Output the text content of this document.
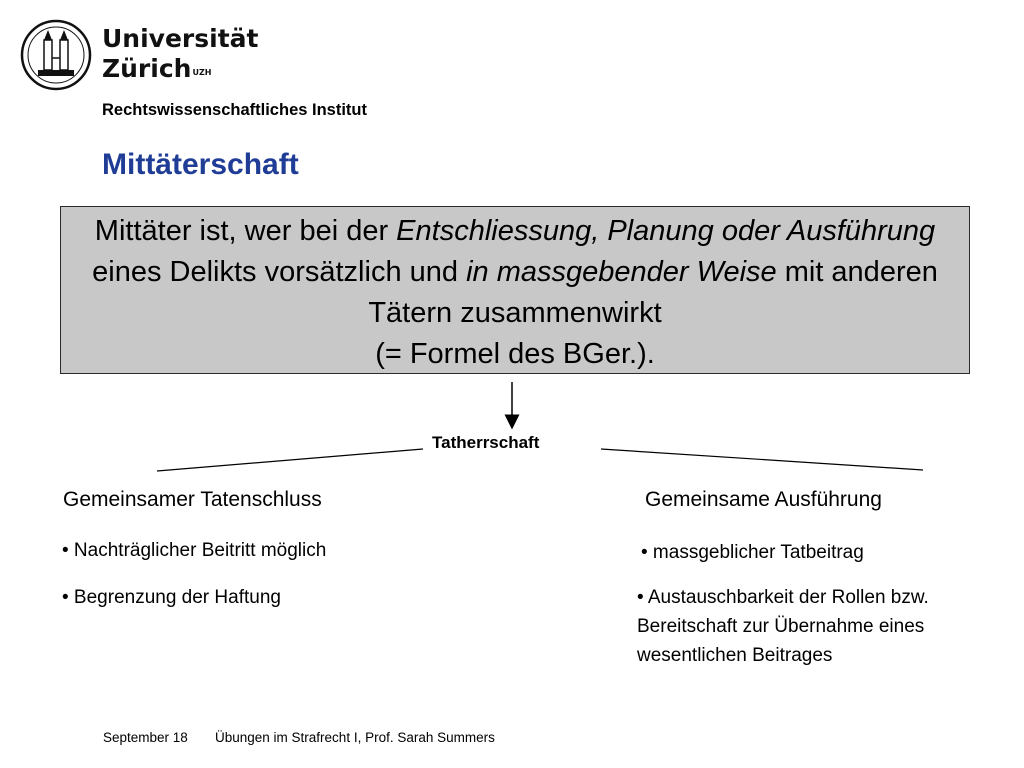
Universität
Zürich$^{UZH}$
Rechtswissenschaftliches Institut
Mittäterschaft
Mittäter ist, wer bei der Entschliessung, Planung oder Ausführung eines Delikts vorsätzlich und in massgebender Weise mit anderen Tätern zusammenwirkt
(= Formel des BGer.).
Tatherrschaft
Gemeinsamer Tatenschluss	Gemeinsame Ausführung
• Nachträglicher Beitritt möglich
• Begrenzung der Haftung
• massgeblicher Tatbeitrag
• Austauschbarkeit der Rollen bzw. Bereitschaft zur Übernahme eines wesentlichen Beitrages
September 18 Übungen im Strafrecht I, Prof. Sarah Summers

### Given task
Write out the material above again, word for word, minus its pictures.

### The completed task
Output the text content of this document.
Universität
Zürich$^{UZH}$
Rechtswissenschaftliches Institut
Mittäterschaft
Mittäter ist, wer bei der Entschliessung, Planung oder Ausführung eines Delikts vorsätzlich und in massgebender Weise mit anderen Tätern zusammenwirkt
(= Formel des BGer.).
Tatherrschaft
Gemeinsamer Tatenschluss	Gemeinsame Ausführung
• Nachträglicher Beitritt möglich
• Begrenzung der Haftung
• massgeblicher Tatbeitrag
• Austauschbarkeit der Rollen bzw. Bereitschaft zur Übernahme eines wesentlichen Beitrages
September 18 Übungen im Strafrecht I, Prof. Sarah Summers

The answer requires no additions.